● **Stated problem**
Wherever the word "norm" appears in a line, copy that line.

Figure content listings
..............................

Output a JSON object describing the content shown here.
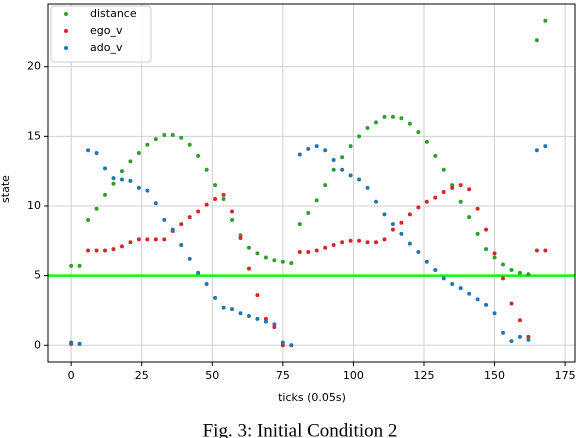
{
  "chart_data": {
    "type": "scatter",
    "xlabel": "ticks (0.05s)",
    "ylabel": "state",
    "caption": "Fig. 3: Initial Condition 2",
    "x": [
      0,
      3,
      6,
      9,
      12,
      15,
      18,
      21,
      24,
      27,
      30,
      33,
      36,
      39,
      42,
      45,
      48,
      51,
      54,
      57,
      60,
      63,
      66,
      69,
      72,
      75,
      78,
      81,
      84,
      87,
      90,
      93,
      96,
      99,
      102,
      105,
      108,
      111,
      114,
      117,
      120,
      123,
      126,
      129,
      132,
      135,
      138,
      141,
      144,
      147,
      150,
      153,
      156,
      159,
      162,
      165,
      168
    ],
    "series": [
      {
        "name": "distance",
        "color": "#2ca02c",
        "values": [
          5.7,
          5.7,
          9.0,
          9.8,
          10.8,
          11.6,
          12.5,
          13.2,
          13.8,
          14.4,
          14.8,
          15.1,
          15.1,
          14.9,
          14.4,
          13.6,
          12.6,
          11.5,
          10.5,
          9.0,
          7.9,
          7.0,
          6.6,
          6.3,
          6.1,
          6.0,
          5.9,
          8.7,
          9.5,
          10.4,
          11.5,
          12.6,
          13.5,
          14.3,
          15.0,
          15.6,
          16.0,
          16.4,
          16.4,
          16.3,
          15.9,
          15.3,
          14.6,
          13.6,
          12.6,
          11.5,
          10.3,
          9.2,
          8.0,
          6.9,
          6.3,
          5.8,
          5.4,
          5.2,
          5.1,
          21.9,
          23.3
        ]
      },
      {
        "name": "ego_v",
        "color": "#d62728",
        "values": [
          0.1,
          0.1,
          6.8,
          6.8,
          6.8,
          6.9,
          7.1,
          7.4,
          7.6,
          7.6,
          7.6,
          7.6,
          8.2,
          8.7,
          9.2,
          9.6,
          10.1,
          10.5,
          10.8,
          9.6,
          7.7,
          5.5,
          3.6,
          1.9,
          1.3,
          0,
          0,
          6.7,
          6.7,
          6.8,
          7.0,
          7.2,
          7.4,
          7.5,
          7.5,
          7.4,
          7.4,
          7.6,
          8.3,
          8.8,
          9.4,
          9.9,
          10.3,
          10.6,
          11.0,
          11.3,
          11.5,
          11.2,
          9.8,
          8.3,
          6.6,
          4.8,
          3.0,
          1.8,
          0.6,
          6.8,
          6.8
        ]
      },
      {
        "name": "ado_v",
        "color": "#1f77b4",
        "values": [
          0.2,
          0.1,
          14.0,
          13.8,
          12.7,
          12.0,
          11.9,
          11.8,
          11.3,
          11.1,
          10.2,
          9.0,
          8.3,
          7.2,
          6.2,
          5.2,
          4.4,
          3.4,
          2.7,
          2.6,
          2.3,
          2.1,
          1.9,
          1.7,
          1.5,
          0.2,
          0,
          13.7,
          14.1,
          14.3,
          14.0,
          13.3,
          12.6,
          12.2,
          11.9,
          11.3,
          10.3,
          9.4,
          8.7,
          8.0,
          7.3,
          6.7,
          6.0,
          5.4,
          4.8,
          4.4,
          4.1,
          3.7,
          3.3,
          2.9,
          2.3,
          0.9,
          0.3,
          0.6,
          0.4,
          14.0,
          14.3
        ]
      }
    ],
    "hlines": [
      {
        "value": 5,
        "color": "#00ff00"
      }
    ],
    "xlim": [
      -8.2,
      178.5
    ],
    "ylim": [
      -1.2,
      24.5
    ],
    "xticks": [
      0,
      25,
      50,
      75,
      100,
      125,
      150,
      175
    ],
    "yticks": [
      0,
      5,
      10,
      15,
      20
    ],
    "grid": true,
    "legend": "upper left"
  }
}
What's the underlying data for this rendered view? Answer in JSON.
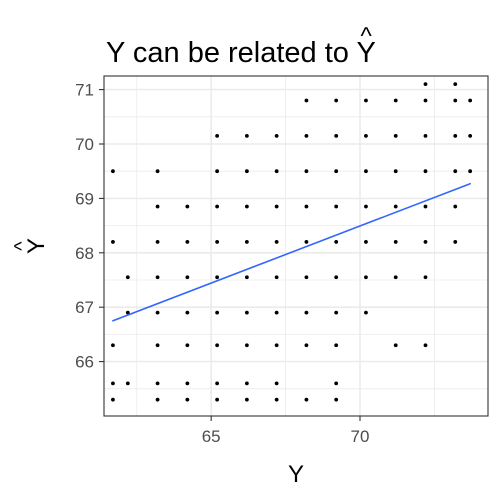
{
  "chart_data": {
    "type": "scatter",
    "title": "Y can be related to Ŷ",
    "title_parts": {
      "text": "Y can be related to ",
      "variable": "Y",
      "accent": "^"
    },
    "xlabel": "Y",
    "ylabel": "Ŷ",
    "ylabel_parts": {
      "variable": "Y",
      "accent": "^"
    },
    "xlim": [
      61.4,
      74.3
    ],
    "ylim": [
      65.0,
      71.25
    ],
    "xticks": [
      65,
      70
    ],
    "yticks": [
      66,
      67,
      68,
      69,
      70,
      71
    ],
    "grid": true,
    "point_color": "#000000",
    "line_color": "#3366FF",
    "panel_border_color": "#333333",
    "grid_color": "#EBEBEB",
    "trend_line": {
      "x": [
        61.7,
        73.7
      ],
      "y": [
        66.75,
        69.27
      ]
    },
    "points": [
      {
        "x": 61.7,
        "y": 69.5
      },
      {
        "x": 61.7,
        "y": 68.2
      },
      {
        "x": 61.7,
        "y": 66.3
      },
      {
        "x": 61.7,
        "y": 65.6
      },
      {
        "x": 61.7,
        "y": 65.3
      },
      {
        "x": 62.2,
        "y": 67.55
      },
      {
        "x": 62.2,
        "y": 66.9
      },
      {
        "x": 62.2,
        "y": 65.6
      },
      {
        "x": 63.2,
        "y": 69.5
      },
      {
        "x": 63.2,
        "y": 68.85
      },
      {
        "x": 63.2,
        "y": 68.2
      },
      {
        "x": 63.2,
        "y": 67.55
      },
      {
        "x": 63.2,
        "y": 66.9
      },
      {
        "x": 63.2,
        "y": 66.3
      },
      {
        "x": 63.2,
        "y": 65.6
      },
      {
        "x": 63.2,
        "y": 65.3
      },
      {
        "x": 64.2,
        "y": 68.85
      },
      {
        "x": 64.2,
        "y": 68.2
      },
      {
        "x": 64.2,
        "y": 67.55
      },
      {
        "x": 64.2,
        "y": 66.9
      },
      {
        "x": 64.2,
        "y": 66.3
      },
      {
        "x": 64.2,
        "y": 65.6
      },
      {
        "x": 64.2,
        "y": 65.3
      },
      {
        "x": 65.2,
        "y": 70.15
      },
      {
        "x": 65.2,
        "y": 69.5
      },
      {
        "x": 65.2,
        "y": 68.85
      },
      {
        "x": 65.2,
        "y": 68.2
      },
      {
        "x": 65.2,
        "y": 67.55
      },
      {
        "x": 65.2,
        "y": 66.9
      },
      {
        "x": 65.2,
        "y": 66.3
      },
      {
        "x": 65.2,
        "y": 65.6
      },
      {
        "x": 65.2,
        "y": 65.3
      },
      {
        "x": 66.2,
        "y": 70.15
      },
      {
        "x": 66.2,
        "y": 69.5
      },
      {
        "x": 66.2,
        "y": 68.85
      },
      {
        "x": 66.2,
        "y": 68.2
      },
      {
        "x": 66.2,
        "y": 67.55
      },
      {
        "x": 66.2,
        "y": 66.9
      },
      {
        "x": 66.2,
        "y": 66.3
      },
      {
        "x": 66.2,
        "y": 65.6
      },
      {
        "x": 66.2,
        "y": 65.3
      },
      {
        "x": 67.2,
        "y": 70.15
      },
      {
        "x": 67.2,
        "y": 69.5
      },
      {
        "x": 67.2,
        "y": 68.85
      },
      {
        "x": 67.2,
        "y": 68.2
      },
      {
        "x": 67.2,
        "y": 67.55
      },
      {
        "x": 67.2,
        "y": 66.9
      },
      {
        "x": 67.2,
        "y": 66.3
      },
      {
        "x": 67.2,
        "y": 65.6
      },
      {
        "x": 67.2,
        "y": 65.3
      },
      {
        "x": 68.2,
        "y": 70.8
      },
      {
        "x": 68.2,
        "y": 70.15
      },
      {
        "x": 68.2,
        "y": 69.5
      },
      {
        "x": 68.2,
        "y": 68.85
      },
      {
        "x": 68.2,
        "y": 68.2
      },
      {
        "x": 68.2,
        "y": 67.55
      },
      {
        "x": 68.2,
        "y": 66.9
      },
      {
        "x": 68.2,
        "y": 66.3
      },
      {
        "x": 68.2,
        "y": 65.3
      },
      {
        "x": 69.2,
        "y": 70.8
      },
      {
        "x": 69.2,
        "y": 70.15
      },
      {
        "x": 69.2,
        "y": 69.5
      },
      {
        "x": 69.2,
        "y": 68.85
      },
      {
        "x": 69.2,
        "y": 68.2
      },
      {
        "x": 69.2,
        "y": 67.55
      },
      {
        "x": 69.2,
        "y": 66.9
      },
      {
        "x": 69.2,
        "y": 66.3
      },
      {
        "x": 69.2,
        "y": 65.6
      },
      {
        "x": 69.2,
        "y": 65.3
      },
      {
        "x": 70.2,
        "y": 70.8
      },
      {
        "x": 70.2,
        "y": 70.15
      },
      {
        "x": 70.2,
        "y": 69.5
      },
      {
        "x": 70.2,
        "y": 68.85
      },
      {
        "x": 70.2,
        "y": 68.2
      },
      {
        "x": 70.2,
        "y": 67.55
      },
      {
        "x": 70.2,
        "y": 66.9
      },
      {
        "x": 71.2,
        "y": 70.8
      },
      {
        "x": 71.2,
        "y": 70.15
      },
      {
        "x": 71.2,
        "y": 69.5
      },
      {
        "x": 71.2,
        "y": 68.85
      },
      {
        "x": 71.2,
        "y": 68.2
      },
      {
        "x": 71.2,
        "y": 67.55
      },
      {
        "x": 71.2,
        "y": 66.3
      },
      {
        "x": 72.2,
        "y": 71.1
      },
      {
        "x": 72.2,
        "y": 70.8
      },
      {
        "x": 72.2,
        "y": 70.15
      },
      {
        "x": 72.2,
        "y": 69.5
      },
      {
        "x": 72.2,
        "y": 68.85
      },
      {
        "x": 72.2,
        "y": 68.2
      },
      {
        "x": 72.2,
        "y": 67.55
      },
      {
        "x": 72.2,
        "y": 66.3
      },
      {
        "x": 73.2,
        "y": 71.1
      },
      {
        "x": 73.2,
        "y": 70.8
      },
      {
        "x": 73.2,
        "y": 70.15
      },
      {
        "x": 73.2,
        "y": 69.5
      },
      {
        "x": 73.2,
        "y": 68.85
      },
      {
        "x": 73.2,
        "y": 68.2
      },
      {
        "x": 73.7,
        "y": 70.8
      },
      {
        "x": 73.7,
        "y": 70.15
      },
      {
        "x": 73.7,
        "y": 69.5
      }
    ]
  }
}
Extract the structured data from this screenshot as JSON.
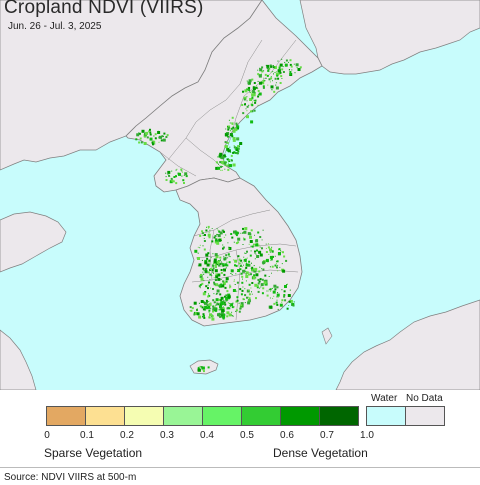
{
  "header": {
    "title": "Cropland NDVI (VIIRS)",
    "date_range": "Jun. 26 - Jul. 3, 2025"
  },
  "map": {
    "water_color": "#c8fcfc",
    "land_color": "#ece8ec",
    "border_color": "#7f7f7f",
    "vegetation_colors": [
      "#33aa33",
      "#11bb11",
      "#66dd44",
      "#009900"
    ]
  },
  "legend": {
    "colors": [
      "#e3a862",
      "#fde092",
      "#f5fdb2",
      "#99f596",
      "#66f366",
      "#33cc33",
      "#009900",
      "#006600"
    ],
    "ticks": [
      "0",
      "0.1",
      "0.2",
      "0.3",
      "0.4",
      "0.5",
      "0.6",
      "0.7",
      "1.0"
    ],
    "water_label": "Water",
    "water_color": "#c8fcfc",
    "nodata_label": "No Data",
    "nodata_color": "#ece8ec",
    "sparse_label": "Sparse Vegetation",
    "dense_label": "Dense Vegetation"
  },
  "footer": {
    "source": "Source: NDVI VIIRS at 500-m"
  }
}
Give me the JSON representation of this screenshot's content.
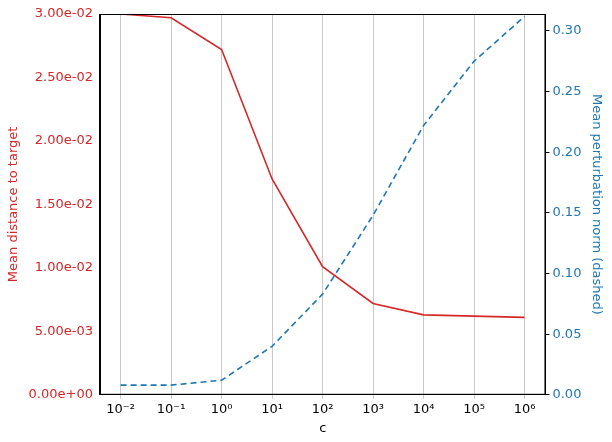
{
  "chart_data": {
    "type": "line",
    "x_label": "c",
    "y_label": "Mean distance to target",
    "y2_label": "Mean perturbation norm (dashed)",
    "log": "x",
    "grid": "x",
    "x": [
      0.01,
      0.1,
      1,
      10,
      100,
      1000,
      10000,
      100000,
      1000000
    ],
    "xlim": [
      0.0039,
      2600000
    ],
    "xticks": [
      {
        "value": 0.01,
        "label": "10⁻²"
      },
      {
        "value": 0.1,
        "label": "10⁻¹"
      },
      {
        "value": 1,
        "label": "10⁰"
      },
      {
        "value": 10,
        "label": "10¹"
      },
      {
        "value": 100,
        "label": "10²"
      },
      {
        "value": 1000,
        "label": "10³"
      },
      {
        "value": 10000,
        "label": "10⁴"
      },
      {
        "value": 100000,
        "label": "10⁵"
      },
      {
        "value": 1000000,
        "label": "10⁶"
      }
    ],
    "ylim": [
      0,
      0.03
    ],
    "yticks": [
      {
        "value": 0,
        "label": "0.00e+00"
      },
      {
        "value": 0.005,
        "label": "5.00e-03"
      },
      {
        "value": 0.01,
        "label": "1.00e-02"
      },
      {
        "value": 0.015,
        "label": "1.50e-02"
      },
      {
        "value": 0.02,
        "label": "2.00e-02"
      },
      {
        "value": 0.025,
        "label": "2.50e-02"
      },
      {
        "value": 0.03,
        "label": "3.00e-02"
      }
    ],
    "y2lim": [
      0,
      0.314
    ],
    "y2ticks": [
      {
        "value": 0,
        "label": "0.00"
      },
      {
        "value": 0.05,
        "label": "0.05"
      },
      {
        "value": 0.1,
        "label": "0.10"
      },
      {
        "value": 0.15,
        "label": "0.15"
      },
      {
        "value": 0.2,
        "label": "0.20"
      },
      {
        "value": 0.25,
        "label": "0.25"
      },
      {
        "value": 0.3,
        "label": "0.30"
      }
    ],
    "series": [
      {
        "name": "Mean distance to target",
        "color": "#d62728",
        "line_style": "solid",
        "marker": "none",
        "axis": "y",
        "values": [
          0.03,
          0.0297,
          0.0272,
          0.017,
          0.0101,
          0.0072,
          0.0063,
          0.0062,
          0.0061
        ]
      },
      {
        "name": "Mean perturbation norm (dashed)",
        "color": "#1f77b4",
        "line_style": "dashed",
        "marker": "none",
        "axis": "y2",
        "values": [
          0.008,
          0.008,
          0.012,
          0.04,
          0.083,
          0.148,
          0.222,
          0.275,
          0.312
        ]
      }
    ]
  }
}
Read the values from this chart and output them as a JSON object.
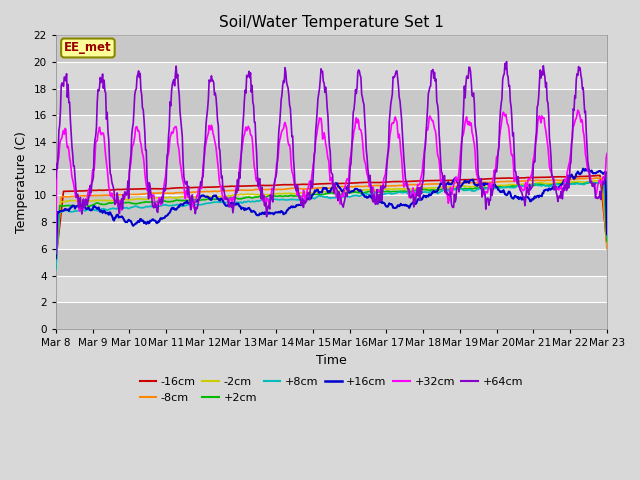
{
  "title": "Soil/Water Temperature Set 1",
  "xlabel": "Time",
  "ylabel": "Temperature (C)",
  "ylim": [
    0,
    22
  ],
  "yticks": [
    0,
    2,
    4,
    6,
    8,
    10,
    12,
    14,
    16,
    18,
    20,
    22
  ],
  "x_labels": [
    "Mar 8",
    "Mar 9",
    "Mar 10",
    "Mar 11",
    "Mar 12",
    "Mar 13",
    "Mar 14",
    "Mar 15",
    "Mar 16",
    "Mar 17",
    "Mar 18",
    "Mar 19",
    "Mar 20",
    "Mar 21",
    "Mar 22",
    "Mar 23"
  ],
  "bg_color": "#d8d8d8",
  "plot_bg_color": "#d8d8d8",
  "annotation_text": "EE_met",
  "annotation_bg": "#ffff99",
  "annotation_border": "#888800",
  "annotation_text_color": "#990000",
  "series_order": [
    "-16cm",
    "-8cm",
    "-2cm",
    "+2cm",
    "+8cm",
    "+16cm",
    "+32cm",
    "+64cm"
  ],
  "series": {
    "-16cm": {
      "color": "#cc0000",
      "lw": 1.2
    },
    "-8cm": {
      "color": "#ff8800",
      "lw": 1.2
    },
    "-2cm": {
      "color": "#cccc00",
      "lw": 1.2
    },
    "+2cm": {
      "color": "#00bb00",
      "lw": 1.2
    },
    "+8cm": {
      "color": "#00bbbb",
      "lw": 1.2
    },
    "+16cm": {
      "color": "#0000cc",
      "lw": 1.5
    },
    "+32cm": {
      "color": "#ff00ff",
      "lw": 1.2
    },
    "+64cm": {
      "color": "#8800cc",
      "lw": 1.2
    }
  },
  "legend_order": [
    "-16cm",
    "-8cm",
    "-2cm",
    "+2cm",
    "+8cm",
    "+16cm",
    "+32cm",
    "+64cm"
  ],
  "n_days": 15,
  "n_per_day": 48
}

..............................

● **The answer**
    "y2_label": "Mean perturbation norm (dashed)",
        "name": "Mean perturbation norm (dashed)",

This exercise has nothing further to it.